What you have to do: Only lines with the word "measurement" are needed; collect each of them from the listing below.

Data records:
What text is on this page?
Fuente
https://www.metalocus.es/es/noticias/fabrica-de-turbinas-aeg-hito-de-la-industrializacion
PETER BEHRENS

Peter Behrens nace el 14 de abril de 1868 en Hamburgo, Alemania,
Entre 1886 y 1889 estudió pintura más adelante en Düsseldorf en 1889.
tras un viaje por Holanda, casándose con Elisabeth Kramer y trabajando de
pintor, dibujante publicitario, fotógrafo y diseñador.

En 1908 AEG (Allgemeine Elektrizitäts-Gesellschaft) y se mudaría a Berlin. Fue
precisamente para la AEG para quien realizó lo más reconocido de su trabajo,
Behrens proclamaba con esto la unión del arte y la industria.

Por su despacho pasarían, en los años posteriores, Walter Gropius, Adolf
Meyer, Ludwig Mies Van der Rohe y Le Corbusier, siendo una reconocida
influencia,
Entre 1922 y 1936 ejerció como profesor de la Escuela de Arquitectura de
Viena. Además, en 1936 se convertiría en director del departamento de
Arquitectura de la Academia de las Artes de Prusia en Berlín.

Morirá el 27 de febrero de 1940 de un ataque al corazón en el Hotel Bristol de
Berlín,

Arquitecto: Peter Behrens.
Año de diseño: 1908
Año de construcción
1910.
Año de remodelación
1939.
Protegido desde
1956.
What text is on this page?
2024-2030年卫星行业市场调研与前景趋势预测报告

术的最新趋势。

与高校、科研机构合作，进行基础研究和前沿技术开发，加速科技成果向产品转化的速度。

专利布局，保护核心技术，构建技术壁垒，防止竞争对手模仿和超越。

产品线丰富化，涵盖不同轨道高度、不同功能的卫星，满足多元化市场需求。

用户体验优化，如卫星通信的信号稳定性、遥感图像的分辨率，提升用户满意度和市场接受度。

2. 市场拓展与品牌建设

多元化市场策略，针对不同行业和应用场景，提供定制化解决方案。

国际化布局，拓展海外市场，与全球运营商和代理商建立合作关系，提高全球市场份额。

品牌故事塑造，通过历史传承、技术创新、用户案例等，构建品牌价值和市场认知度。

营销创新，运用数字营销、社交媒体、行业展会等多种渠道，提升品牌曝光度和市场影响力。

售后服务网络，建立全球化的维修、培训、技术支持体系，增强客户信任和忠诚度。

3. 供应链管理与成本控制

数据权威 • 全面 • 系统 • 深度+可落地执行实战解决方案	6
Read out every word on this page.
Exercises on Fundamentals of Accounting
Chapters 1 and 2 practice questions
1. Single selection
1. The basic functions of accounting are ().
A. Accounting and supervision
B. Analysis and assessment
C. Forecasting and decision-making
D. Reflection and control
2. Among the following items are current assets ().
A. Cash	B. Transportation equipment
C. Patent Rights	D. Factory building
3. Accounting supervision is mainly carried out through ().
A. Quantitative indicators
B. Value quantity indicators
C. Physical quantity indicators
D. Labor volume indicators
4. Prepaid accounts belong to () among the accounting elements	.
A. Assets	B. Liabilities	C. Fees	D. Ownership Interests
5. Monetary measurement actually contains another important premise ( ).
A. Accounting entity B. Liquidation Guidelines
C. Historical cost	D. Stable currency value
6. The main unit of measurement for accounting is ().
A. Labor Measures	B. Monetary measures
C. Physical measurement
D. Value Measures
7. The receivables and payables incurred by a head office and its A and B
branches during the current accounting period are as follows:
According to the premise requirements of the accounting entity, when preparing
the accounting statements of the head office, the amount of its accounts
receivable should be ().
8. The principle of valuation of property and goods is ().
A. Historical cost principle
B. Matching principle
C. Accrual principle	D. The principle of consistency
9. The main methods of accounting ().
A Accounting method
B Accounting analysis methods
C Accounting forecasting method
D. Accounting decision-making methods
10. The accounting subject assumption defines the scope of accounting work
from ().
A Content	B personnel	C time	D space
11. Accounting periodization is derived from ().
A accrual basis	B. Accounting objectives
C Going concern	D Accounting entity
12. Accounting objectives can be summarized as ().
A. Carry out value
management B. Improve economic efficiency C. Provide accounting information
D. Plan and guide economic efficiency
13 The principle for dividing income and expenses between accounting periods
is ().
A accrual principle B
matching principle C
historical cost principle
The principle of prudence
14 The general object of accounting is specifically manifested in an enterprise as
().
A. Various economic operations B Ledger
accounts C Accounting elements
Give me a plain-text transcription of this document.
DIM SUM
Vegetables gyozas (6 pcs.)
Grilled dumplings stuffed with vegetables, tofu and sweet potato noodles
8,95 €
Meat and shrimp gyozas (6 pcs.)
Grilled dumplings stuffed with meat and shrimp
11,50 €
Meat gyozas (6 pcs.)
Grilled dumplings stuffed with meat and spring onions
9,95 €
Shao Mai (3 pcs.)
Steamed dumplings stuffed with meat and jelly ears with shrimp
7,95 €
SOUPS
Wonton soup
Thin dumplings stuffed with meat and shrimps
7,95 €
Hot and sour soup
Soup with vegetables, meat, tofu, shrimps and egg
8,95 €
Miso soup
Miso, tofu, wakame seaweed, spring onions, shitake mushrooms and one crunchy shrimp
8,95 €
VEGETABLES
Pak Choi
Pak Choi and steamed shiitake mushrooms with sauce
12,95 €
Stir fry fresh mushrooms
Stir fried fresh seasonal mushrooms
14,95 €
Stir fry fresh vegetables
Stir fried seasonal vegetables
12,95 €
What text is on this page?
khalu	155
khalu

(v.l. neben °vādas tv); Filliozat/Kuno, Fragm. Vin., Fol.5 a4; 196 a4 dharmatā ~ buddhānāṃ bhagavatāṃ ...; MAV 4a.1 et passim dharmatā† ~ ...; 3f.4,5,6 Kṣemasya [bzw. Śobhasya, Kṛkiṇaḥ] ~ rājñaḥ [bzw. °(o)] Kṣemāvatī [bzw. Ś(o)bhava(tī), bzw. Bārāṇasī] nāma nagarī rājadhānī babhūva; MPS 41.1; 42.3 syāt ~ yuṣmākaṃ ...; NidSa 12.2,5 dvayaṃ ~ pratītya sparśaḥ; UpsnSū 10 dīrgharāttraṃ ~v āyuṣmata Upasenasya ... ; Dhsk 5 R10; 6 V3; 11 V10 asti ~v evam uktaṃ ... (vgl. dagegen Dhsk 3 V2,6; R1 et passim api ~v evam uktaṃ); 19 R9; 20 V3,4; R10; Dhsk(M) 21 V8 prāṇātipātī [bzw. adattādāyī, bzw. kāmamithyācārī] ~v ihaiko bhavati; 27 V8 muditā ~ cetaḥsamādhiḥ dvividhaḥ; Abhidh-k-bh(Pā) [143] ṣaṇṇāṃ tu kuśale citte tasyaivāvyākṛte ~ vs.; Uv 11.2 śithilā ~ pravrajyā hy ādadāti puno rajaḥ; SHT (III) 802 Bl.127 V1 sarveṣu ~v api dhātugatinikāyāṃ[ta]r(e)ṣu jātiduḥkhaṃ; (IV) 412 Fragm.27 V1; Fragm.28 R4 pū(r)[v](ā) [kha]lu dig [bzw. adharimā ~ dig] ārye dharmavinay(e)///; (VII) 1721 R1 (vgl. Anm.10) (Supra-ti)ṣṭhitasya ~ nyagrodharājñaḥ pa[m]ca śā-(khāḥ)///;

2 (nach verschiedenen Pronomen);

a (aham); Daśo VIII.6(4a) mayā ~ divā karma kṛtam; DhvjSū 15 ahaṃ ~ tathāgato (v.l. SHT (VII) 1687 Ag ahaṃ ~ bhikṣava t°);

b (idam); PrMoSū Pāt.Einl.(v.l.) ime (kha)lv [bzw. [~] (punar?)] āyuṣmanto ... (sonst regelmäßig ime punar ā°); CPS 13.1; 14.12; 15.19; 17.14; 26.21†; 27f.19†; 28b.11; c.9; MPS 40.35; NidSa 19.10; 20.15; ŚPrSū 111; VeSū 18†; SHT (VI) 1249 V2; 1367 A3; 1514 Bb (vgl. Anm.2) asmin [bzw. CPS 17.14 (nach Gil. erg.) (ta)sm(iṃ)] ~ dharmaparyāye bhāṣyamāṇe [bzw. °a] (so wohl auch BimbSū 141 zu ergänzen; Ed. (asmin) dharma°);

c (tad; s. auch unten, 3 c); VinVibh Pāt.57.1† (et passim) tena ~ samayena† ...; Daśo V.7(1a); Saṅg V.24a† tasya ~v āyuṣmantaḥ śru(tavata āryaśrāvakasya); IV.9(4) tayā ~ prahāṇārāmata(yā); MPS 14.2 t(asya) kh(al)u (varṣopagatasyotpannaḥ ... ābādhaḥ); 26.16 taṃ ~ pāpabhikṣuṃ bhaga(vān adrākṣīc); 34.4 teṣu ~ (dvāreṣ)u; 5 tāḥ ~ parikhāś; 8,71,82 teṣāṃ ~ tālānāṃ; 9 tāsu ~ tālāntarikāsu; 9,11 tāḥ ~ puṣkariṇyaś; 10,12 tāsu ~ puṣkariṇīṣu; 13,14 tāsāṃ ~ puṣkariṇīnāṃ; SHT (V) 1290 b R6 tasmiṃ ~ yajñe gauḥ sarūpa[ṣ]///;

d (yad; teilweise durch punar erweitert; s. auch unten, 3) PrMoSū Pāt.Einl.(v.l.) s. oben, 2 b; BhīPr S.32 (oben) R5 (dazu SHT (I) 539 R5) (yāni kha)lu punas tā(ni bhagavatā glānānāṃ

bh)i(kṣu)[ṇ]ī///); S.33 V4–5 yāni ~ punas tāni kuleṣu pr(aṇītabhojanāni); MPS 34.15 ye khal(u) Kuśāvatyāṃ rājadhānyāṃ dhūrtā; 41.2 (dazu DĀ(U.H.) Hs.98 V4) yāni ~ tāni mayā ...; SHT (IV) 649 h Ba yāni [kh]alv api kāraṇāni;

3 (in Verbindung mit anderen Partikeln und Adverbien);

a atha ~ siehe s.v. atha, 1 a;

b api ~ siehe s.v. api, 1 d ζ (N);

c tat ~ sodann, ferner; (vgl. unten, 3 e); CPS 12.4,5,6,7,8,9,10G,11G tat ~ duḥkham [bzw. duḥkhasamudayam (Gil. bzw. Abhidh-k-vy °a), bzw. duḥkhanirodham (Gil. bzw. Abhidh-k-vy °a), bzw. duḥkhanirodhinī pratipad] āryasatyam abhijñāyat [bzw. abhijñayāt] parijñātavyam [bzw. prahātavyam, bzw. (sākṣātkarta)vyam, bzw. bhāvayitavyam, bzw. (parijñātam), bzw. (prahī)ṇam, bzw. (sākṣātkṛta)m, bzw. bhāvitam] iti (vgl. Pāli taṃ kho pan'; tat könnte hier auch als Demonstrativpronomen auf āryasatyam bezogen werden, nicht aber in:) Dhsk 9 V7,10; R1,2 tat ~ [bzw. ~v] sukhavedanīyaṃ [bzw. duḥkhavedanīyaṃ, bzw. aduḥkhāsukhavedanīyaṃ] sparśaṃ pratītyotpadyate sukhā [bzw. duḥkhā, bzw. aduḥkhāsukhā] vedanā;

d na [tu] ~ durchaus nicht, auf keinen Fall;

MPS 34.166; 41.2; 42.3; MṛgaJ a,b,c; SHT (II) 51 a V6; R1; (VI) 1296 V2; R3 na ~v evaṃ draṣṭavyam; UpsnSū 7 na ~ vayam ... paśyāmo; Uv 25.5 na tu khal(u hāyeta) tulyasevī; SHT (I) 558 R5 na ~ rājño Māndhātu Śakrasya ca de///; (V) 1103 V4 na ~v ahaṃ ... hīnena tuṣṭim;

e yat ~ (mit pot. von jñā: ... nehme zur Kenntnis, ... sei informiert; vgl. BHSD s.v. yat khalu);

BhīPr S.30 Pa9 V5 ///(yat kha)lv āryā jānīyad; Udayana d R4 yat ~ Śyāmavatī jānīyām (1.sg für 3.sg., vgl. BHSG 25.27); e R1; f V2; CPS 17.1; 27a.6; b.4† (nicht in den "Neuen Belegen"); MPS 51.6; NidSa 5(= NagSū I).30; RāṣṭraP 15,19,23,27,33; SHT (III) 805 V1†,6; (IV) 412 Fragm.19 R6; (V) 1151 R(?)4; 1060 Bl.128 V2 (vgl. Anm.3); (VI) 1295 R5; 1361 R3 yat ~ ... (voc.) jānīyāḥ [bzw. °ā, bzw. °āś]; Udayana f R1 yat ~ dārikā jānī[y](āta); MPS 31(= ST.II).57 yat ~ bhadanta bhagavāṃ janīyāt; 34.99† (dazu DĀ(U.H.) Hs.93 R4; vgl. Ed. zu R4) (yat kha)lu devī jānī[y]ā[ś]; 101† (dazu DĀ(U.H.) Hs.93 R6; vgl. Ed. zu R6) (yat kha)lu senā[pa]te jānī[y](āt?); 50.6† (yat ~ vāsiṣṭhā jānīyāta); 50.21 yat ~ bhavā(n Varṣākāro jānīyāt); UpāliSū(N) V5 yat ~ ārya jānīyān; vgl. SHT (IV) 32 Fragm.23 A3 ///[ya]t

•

Output for this task:
5. Monetary measurement actually contains another important premise ( ).
6. The main unit of measurement for accounting is ().
C. Physical measurement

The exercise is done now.